*STATED EXERCISE*. State how many lines in these records contain the word "ברוקראז", and nothing else.

*RECORDS FOR PROCESSING*.
------------------------------------------------
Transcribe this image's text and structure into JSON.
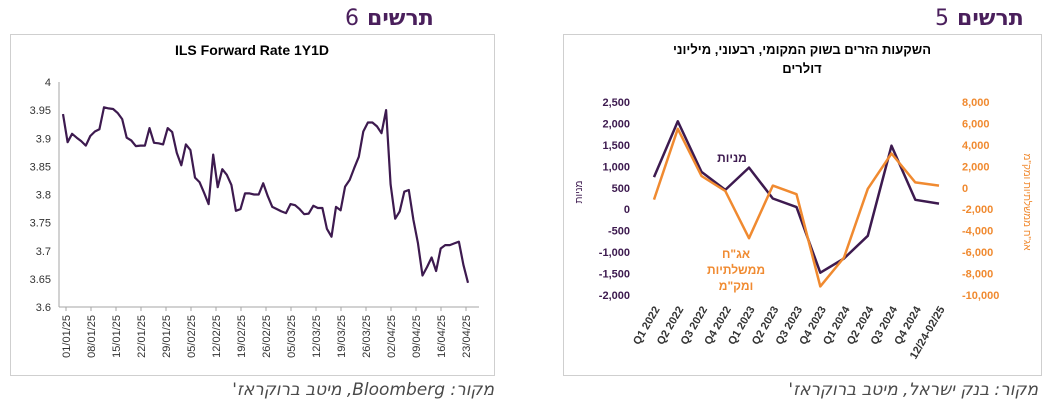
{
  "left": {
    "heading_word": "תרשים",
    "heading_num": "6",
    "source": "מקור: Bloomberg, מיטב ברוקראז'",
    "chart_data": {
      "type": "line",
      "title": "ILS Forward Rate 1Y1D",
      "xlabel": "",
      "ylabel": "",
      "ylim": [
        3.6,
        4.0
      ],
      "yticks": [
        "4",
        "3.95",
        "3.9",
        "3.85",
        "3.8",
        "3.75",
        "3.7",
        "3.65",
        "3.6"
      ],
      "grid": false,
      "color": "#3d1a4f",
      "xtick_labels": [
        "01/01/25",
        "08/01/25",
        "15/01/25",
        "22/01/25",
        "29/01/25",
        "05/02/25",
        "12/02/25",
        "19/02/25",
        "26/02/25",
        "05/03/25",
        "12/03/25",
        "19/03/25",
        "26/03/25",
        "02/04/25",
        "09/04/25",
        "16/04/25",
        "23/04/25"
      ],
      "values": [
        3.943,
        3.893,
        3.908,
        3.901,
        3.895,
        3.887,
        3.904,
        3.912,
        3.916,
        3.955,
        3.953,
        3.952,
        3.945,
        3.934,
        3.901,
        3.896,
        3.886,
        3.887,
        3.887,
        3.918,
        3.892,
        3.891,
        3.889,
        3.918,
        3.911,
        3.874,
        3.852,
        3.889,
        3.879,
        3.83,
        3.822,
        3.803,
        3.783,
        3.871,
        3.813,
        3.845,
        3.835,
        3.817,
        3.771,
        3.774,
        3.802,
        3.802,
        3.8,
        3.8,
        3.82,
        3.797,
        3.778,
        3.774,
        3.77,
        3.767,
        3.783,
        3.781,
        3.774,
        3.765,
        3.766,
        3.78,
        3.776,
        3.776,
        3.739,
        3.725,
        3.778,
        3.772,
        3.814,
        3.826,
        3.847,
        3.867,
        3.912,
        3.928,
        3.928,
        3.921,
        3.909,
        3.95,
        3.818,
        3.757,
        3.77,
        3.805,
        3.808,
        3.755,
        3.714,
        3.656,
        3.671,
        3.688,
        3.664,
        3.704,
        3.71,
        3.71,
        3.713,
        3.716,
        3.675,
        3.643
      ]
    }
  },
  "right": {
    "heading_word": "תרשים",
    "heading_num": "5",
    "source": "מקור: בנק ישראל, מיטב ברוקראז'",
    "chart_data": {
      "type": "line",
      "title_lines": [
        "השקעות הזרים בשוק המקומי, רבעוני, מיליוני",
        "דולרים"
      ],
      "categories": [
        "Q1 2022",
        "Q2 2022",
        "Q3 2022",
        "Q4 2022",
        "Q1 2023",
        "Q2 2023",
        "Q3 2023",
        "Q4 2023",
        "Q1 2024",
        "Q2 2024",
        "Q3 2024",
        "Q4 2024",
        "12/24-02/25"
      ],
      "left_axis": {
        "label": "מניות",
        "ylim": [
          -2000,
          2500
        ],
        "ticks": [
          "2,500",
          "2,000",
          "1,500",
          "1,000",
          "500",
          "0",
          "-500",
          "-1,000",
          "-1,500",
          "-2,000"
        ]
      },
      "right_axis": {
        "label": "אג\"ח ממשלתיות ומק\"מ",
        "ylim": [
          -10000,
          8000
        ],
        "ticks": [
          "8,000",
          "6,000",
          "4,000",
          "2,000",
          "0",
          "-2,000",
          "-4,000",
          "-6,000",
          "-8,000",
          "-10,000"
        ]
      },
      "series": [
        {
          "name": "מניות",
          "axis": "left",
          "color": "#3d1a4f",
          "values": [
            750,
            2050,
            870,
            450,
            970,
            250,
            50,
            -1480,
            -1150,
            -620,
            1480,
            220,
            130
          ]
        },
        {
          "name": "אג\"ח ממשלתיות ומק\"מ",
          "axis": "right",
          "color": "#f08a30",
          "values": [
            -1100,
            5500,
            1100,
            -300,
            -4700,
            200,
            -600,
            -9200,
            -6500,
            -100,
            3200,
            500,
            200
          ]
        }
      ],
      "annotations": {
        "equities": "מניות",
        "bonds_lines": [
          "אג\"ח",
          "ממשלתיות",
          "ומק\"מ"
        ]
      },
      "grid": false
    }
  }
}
------------------------------------------------
*COMPLETED EXERCISE*. 2